RECORDS PROVIDED:

=======

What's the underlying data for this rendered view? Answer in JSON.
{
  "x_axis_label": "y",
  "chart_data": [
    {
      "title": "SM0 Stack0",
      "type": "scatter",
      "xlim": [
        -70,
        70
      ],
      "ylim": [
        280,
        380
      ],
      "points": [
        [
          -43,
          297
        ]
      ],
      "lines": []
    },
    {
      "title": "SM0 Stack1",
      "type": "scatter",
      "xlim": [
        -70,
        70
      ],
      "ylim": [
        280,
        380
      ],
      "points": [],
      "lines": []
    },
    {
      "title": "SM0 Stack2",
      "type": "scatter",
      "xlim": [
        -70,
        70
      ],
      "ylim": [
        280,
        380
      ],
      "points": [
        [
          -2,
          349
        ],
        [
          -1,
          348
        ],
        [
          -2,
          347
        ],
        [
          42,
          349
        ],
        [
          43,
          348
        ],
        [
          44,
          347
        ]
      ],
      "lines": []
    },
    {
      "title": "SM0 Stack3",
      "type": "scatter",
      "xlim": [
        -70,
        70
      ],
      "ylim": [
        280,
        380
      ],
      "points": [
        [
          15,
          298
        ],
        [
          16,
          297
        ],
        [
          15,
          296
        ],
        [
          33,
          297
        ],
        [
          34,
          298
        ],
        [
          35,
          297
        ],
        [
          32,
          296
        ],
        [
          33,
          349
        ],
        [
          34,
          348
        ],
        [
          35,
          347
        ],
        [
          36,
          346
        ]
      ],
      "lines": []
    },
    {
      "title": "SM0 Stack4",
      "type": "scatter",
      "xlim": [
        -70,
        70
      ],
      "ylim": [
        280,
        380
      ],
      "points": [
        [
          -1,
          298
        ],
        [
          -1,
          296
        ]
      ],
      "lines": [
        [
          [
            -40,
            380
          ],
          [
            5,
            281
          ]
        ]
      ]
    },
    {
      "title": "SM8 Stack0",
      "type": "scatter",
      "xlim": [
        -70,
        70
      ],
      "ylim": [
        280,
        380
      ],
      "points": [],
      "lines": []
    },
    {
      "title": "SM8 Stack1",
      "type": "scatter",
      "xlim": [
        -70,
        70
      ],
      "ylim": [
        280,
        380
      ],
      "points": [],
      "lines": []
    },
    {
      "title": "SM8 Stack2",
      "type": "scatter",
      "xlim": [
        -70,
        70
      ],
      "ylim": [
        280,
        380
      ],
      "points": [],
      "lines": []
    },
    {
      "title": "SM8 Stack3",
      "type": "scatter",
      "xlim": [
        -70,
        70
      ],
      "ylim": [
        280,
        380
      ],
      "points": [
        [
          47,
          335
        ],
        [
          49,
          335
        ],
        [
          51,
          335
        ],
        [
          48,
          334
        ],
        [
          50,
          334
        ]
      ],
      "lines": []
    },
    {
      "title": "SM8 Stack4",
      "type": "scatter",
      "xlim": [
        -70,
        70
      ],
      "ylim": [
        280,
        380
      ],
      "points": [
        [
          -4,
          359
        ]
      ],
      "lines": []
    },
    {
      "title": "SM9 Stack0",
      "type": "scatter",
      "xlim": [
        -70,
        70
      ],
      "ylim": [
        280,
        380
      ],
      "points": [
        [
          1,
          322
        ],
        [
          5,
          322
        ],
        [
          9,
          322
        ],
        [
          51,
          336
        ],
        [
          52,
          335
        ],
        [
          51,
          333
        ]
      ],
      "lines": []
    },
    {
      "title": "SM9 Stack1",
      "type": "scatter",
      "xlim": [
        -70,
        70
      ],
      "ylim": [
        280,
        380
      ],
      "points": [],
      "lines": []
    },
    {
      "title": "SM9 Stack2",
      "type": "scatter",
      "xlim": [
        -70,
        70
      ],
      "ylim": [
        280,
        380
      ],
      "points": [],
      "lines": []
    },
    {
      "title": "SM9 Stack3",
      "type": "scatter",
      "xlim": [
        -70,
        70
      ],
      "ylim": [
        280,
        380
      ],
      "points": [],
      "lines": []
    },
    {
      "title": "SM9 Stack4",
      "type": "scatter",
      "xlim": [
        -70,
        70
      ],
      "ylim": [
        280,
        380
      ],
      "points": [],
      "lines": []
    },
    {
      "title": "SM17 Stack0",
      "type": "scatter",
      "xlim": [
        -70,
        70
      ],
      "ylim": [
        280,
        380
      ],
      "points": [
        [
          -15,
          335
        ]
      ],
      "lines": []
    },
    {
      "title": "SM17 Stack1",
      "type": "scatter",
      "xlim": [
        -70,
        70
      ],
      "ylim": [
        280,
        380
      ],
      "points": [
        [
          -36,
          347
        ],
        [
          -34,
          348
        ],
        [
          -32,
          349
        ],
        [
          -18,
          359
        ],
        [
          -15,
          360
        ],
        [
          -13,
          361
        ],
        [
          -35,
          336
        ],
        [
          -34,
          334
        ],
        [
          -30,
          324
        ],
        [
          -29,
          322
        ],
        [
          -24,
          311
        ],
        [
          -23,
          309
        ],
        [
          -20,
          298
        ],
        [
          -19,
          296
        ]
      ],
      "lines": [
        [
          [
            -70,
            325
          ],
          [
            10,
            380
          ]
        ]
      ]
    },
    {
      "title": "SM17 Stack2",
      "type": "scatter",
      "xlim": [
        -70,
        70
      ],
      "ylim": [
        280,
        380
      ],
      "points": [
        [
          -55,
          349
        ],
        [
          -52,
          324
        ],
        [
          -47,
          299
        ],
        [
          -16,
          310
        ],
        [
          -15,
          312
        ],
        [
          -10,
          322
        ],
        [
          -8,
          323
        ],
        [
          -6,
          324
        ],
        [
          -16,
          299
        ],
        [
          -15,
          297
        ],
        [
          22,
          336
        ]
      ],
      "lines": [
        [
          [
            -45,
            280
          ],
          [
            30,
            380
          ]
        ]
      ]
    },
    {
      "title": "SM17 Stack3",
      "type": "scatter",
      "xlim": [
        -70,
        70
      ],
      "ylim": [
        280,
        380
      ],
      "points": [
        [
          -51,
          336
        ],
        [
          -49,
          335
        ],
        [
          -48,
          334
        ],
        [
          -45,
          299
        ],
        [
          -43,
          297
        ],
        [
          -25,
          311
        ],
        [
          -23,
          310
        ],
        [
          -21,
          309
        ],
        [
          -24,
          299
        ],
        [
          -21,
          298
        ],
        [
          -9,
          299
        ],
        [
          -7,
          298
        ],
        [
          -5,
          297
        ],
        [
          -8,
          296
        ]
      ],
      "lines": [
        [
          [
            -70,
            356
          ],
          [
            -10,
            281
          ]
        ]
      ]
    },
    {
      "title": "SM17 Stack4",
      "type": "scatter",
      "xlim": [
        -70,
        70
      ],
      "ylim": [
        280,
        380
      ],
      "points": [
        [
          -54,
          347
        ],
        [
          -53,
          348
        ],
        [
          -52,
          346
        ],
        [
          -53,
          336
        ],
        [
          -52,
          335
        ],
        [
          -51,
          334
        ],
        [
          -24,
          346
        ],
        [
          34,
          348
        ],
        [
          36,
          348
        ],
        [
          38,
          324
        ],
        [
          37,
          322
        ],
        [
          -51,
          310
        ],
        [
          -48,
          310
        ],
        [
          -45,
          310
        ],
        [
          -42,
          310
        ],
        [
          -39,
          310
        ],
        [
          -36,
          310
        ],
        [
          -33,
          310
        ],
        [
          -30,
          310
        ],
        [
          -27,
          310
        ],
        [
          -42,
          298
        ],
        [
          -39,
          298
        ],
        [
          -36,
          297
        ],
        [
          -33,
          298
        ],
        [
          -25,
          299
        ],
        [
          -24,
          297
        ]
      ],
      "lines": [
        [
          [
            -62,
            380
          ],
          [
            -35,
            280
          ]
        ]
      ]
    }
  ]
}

=======

GIVEN EXERCISE: Your task is to give the records above again, exactly.

SOLUTION FOR THIS PROBLEM:
What's the underlying data for this rendered view? Answer in JSON.
{
  "x_axis_label": "y",
  "chart_data": [
    {
      "title": "SM0 Stack0",
      "type": "scatter",
      "xlim": [
        -70,
        70
      ],
      "ylim": [
        280,
        380
      ],
      "points": [
        [
          -43,
          297
        ]
      ],
      "lines": []
    },
    {
      "title": "SM0 Stack1",
      "type": "scatter",
      "xlim": [
        -70,
        70
      ],
      "ylim": [
        280,
        380
      ],
      "points": [],
      "lines": []
    },
    {
      "title": "SM0 Stack2",
      "type": "scatter",
      "xlim": [
        -70,
        70
      ],
      "ylim": [
        280,
        380
      ],
      "points": [
        [
          -2,
          349
        ],
        [
          -1,
          348
        ],
        [
          -2,
          347
        ],
        [
          42,
          349
        ],
        [
          43,
          348
        ],
        [
          44,
          347
        ]
      ],
      "lines": []
    },
    {
      "title": "SM0 Stack3",
      "type": "scatter",
      "xlim": [
        -70,
        70
      ],
      "ylim": [
        280,
        380
      ],
      "points": [
        [
          15,
          298
        ],
        [
          16,
          297
        ],
        [
          15,
          296
        ],
        [
          33,
          297
        ],
        [
          34,
          298
        ],
        [
          35,
          297
        ],
        [
          32,
          296
        ],
        [
          33,
          349
        ],
        [
          34,
          348
        ],
        [
          35,
          347
        ],
        [
          36,
          346
        ]
      ],
      "lines": []
    },
    {
      "title": "SM0 Stack4",
      "type": "scatter",
      "xlim": [
        -70,
        70
      ],
      "ylim": [
        280,
        380
      ],
      "points": [
        [
          -1,
          298
        ],
        [
          -1,
          296
        ]
      ],
      "lines": [
        [
          [
            -40,
            380
          ],
          [
            5,
            281
          ]
        ]
      ]
    },
    {
      "title": "SM8 Stack0",
      "type": "scatter",
      "xlim": [
        -70,
        70
      ],
      "ylim": [
        280,
        380
      ],
      "points": [],
      "lines": []
    },
    {
      "title": "SM8 Stack1",
      "type": "scatter",
      "xlim": [
        -70,
        70
      ],
      "ylim": [
        280,
        380
      ],
      "points": [],
      "lines": []
    },
    {
      "title": "SM8 Stack2",
      "type": "scatter",
      "xlim": [
        -70,
        70
      ],
      "ylim": [
        280,
        380
      ],
      "points": [],
      "lines": []
    },
    {
      "title": "SM8 Stack3",
      "type": "scatter",
      "xlim": [
        -70,
        70
      ],
      "ylim": [
        280,
        380
      ],
      "points": [
        [
          47,
          335
        ],
        [
          49,
          335
        ],
        [
          51,
          335
        ],
        [
          48,
          334
        ],
        [
          50,
          334
        ]
      ],
      "lines": []
    },
    {
      "title": "SM8 Stack4",
      "type": "scatter",
      "xlim": [
        -70,
        70
      ],
      "ylim": [
        280,
        380
      ],
      "points": [
        [
          -4,
          359
        ]
      ],
      "lines": []
    },
    {
      "title": "SM9 Stack0",
      "type": "scatter",
      "xlim": [
        -70,
        70
      ],
      "ylim": [
        280,
        380
      ],
      "points": [
        [
          1,
          322
        ],
        [
          5,
          322
        ],
        [
          9,
          322
        ],
        [
          51,
          336
        ],
        [
          52,
          335
        ],
        [
          51,
          333
        ]
      ],
      "lines": []
    },
    {
      "title": "SM9 Stack1",
      "type": "scatter",
      "xlim": [
        -70,
        70
      ],
      "ylim": [
        280,
        380
      ],
      "points": [],
      "lines": []
    },
    {
      "title": "SM9 Stack2",
      "type": "scatter",
      "xlim": [
        -70,
        70
      ],
      "ylim": [
        280,
        380
      ],
      "points": [],
      "lines": []
    },
    {
      "title": "SM9 Stack3",
      "type": "scatter",
      "xlim": [
        -70,
        70
      ],
      "ylim": [
        280,
        380
      ],
      "points": [],
      "lines": []
    },
    {
      "title": "SM9 Stack4",
      "type": "scatter",
      "xlim": [
        -70,
        70
      ],
      "ylim": [
        280,
        380
      ],
      "points": [],
      "lines": []
    },
    {
      "title": "SM17 Stack0",
      "type": "scatter",
      "xlim": [
        -70,
        70
      ],
      "ylim": [
        280,
        380
      ],
      "points": [
        [
          -15,
          335
        ]
      ],
      "lines": []
    },
    {
      "title": "SM17 Stack1",
      "type": "scatter",
      "xlim": [
        -70,
        70
      ],
      "ylim": [
        280,
        380
      ],
      "points": [
        [
          -36,
          347
        ],
        [
          -34,
          348
        ],
        [
          -32,
          349
        ],
        [
          -18,
          359
        ],
        [
          -15,
          360
        ],
        [
          -13,
          361
        ],
        [
          -35,
          336
        ],
        [
          -34,
          334
        ],
        [
          -30,
          324
        ],
        [
          -29,
          322
        ],
        [
          -24,
          311
        ],
        [
          -23,
          309
        ],
        [
          -20,
          298
        ],
        [
          -19,
          296
        ]
      ],
      "lines": [
        [
          [
            -70,
            325
          ],
          [
            10,
            380
          ]
        ]
      ]
    },
    {
      "title": "SM17 Stack2",
      "type": "scatter",
      "xlim": [
        -70,
        70
      ],
      "ylim": [
        280,
        380
      ],
      "points": [
        [
          -55,
          349
        ],
        [
          -52,
          324
        ],
        [
          -47,
          299
        ],
        [
          -16,
          310
        ],
        [
          -15,
          312
        ],
        [
          -10,
          322
        ],
        [
          -8,
          323
        ],
        [
          -6,
          324
        ],
        [
          -16,
          299
        ],
        [
          -15,
          297
        ],
        [
          22,
          336
        ]
      ],
      "lines": [
        [
          [
            -45,
            280
          ],
          [
            30,
            380
          ]
        ]
      ]
    },
    {
      "title": "SM17 Stack3",
      "type": "scatter",
      "xlim": [
        -70,
        70
      ],
      "ylim": [
        280,
        380
      ],
      "points": [
        [
          -51,
          336
        ],
        [
          -49,
          335
        ],
        [
          -48,
          334
        ],
        [
          -45,
          299
        ],
        [
          -43,
          297
        ],
        [
          -25,
          311
        ],
        [
          -23,
          310
        ],
        [
          -21,
          309
        ],
        [
          -24,
          299
        ],
        [
          -21,
          298
        ],
        [
          -9,
          299
        ],
        [
          -7,
          298
        ],
        [
          -5,
          297
        ],
        [
          -8,
          296
        ]
      ],
      "lines": [
        [
          [
            -70,
            356
          ],
          [
            -10,
            281
          ]
        ]
      ]
    },
    {
      "title": "SM17 Stack4",
      "type": "scatter",
      "xlim": [
        -70,
        70
      ],
      "ylim": [
        280,
        380
      ],
      "points": [
        [
          -54,
          347
        ],
        [
          -53,
          348
        ],
        [
          -52,
          346
        ],
        [
          -53,
          336
        ],
        [
          -52,
          335
        ],
        [
          -51,
          334
        ],
        [
          -24,
          346
        ],
        [
          34,
          348
        ],
        [
          36,
          348
        ],
        [
          38,
          324
        ],
        [
          37,
          322
        ],
        [
          -51,
          310
        ],
        [
          -48,
          310
        ],
        [
          -45,
          310
        ],
        [
          -42,
          310
        ],
        [
          -39,
          310
        ],
        [
          -36,
          310
        ],
        [
          -33,
          310
        ],
        [
          -30,
          310
        ],
        [
          -27,
          310
        ],
        [
          -42,
          298
        ],
        [
          -39,
          298
        ],
        [
          -36,
          297
        ],
        [
          -33,
          298
        ],
        [
          -25,
          299
        ],
        [
          -24,
          297
        ]
      ],
      "lines": [
        [
          [
            -62,
            380
          ],
          [
            -35,
            280
          ]
        ]
      ]
    }
  ]
}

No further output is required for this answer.